↓↓↓

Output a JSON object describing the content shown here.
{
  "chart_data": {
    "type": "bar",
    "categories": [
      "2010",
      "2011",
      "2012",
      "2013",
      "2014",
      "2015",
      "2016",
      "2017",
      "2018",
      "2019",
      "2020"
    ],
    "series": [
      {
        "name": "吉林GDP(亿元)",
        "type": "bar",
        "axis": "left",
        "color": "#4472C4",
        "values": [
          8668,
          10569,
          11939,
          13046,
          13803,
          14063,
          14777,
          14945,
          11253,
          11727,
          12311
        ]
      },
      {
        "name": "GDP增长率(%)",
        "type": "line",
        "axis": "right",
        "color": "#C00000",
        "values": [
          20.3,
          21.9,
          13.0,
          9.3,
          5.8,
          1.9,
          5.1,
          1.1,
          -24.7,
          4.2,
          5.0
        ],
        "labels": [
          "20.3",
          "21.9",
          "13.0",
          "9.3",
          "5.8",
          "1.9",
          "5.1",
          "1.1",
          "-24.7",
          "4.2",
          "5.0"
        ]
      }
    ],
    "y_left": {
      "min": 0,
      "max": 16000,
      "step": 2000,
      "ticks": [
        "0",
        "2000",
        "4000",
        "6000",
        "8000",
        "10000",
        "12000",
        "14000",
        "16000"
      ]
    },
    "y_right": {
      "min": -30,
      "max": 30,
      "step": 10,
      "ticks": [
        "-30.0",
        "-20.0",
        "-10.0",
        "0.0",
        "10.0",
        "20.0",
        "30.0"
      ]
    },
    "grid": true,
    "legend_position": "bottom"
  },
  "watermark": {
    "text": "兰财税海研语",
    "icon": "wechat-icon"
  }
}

↑↑↑

### THE PROBLEM
Return each line of the data exactly as written above.

### REPLY TO THE TASK
Output a JSON object describing the content shown here.
{
  "chart_data": {
    "type": "bar",
    "categories": [
      "2010",
      "2011",
      "2012",
      "2013",
      "2014",
      "2015",
      "2016",
      "2017",
      "2018",
      "2019",
      "2020"
    ],
    "series": [
      {
        "name": "吉林GDP(亿元)",
        "type": "bar",
        "axis": "left",
        "color": "#4472C4",
        "values": [
          8668,
          10569,
          11939,
          13046,
          13803,
          14063,
          14777,
          14945,
          11253,
          11727,
          12311
        ]
      },
      {
        "name": "GDP增长率(%)",
        "type": "line",
        "axis": "right",
        "color": "#C00000",
        "values": [
          20.3,
          21.9,
          13.0,
          9.3,
          5.8,
          1.9,
          5.1,
          1.1,
          -24.7,
          4.2,
          5.0
        ],
        "labels": [
          "20.3",
          "21.9",
          "13.0",
          "9.3",
          "5.8",
          "1.9",
          "5.1",
          "1.1",
          "-24.7",
          "4.2",
          "5.0"
        ]
      }
    ],
    "y_left": {
      "min": 0,
      "max": 16000,
      "step": 2000,
      "ticks": [
        "0",
        "2000",
        "4000",
        "6000",
        "8000",
        "10000",
        "12000",
        "14000",
        "16000"
      ]
    },
    "y_right": {
      "min": -30,
      "max": 30,
      "step": 10,
      "ticks": [
        "-30.0",
        "-20.0",
        "-10.0",
        "0.0",
        "10.0",
        "20.0",
        "30.0"
      ]
    },
    "grid": true,
    "legend_position": "bottom"
  },
  "watermark": {
    "text": "兰财税海研语",
    "icon": "wechat-icon"
  }
}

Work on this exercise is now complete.